*WRITTEN INSTRUCTION:*
Leave out every picture and restate word for word the lines from the one with "Enumerate this screenshot's" to the final line.

*DATA SECTION:*
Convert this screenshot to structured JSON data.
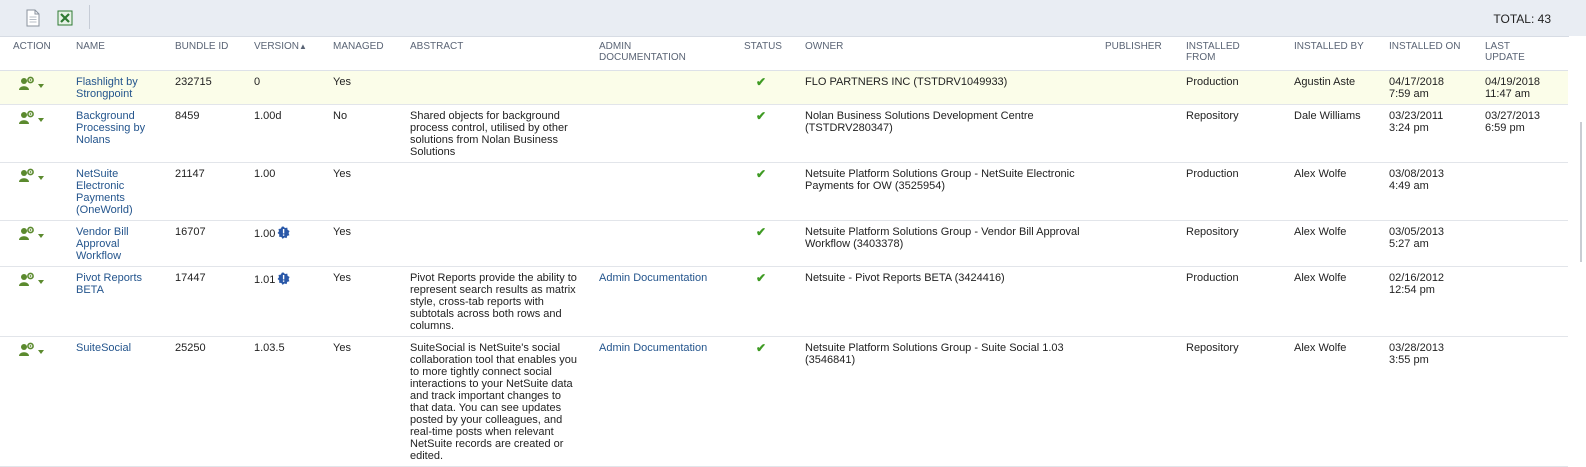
{
  "toolbar": {
    "new_icon": "new-document-icon",
    "export_icon": "excel-export-icon",
    "total": "TOTAL: 43"
  },
  "columns": {
    "action": "ACTION",
    "name": "NAME",
    "bundle_id": "BUNDLE ID",
    "version": "VERSION",
    "version_sort": "▲",
    "managed": "MANAGED",
    "abstract": "ABSTRACT",
    "admin_doc_1": "ADMIN",
    "admin_doc_2": "DOCUMENTATION",
    "status": "STATUS",
    "owner": "OWNER",
    "publisher": "PUBLISHER",
    "installed_from_1": "INSTALLED",
    "installed_from_2": "FROM",
    "installed_by": "INSTALLED BY",
    "installed_on": "INSTALLED ON",
    "last_update_1": "LAST",
    "last_update_2": "UPDATE"
  },
  "status_colors": {
    "ok": "#3f9b24",
    "info": "#2a58a8",
    "action": "#5b8a2e",
    "link": "#24558d"
  },
  "rows": [
    {
      "name_lines": [
        "Flashlight by",
        "Strongpoint"
      ],
      "bundle_id": "232715",
      "version": "0",
      "version_info": false,
      "managed": "Yes",
      "abstract_lines": [],
      "admin_doc": "",
      "status": "✔",
      "owner_lines": [
        "FLO PARTNERS INC (TSTDRV1049933)"
      ],
      "publisher": "",
      "installed_from": "Production",
      "installed_by": "Agustin Aste",
      "installed_on": [
        "04/17/2018",
        "7:59 am"
      ],
      "last_update": [
        "04/19/2018",
        "11:47 am"
      ]
    },
    {
      "name_lines": [
        "Background",
        "Processing by",
        "Nolans"
      ],
      "bundle_id": "8459",
      "version": "1.00d",
      "version_info": false,
      "managed": "No",
      "abstract_lines": [
        "Shared objects for background",
        "process control, utilised by other",
        "solutions from Nolan Business",
        "Solutions"
      ],
      "admin_doc": "",
      "status": "✔",
      "owner_lines": [
        "Nolan Business Solutions Development Centre",
        "(TSTDRV280347)"
      ],
      "publisher": "",
      "installed_from": "Repository",
      "installed_by": "Dale Williams",
      "installed_on": [
        "03/23/2011",
        "3:24 pm"
      ],
      "last_update": [
        "03/27/2013",
        "6:59 pm"
      ]
    },
    {
      "name_lines": [
        "NetSuite",
        "Electronic",
        "Payments",
        "(OneWorld)"
      ],
      "bundle_id": "21147",
      "version": "1.00",
      "version_info": false,
      "managed": "Yes",
      "abstract_lines": [],
      "admin_doc": "",
      "status": "✔",
      "owner_lines": [
        "Netsuite Platform Solutions Group - NetSuite Electronic",
        "Payments for OW (3525954)"
      ],
      "publisher": "",
      "installed_from": "Production",
      "installed_by": "Alex Wolfe",
      "installed_on": [
        "03/08/2013",
        "4:49 am"
      ],
      "last_update": [
        "",
        ""
      ]
    },
    {
      "name_lines": [
        "Vendor Bill",
        "Approval",
        "Workflow"
      ],
      "bundle_id": "16707",
      "version": "1.00",
      "version_info": true,
      "managed": "Yes",
      "abstract_lines": [],
      "admin_doc": "",
      "status": "✔",
      "owner_lines": [
        "Netsuite Platform Solutions Group - Vendor Bill Approval",
        "Workflow (3403378)"
      ],
      "publisher": "",
      "installed_from": "Repository",
      "installed_by": "Alex Wolfe",
      "installed_on": [
        "03/05/2013",
        "5:27 am"
      ],
      "last_update": [
        "",
        ""
      ]
    },
    {
      "name_lines": [
        "Pivot Reports",
        "BETA"
      ],
      "bundle_id": "17447",
      "version": "1.01",
      "version_info": true,
      "managed": "Yes",
      "abstract_lines": [
        "Pivot Reports provide the ability to",
        "represent search results as matrix",
        "style, cross-tab reports with",
        "subtotals across both rows and",
        "columns."
      ],
      "admin_doc": "Admin Documentation",
      "status": "✔",
      "owner_lines": [
        "Netsuite - Pivot Reports BETA (3424416)"
      ],
      "publisher": "",
      "installed_from": "Production",
      "installed_by": "Alex Wolfe",
      "installed_on": [
        "02/16/2012",
        "12:54 pm"
      ],
      "last_update": [
        "",
        ""
      ]
    },
    {
      "name_lines": [
        "SuiteSocial"
      ],
      "bundle_id": "25250",
      "version": "1.03.5",
      "version_info": false,
      "managed": "Yes",
      "abstract_lines": [
        "SuiteSocial is NetSuite's social",
        "collaboration tool that enables you",
        "to more tightly connect social",
        "interactions to your NetSuite data",
        "and track important changes to",
        "that data. You can see updates",
        "posted by your colleagues, and",
        "real-time posts when relevant",
        "NetSuite records are created or",
        "edited."
      ],
      "admin_doc": "Admin Documentation",
      "status": "✔",
      "owner_lines": [
        "Netsuite Platform Solutions Group - Suite Social 1.03",
        "(3546841)"
      ],
      "publisher": "",
      "installed_from": "Repository",
      "installed_by": "Alex Wolfe",
      "installed_on": [
        "03/28/2013",
        "3:55 pm"
      ],
      "last_update": [
        "",
        ""
      ]
    }
  ]
}
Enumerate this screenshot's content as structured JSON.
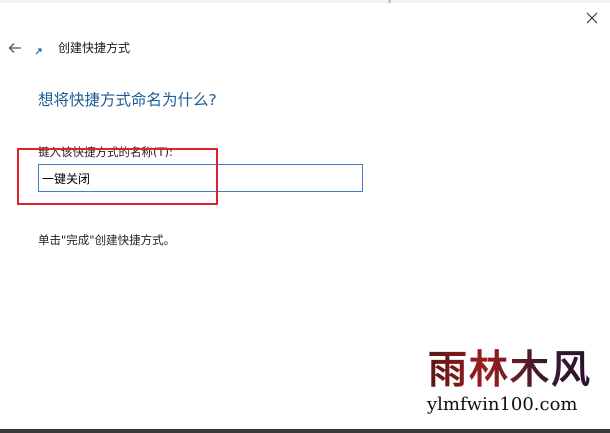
{
  "window": {
    "title": "创建快捷方式"
  },
  "page": {
    "heading": "想将快捷方式命名为什么?",
    "field_label": "键入该快捷方式的名称(T):",
    "name_value": "一键关闭",
    "instruction": "单击\"完成\"创建快捷方式。"
  },
  "watermark": {
    "chinese": "雨林木风",
    "url": "ylmfwin100.com"
  },
  "icons": {
    "close": "close-icon",
    "back": "back-arrow-icon",
    "app": "shortcut-icon"
  },
  "colors": {
    "heading": "#1e5b98",
    "input_border": "#3f7fc2",
    "highlight": "#e2222a"
  }
}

*ANSWER TO THE TASK:*
Enumerate this screenshot's content as structured JSON.
{
  "window": {
    "title": "创建快捷方式"
  },
  "page": {
    "heading": "想将快捷方式命名为什么?",
    "field_label": "键入该快捷方式的名称(T):",
    "name_value": "一键关闭",
    "instruction": "单击\"完成\"创建快捷方式。"
  },
  "watermark": {
    "chinese": "雨林木风",
    "url": "ylmfwin100.com"
  },
  "icons": {
    "close": "close-icon",
    "back": "back-arrow-icon",
    "app": "shortcut-icon"
  },
  "colors": {
    "heading": "#1e5b98",
    "input_border": "#3f7fc2",
    "highlight": "#e2222a"
  }
}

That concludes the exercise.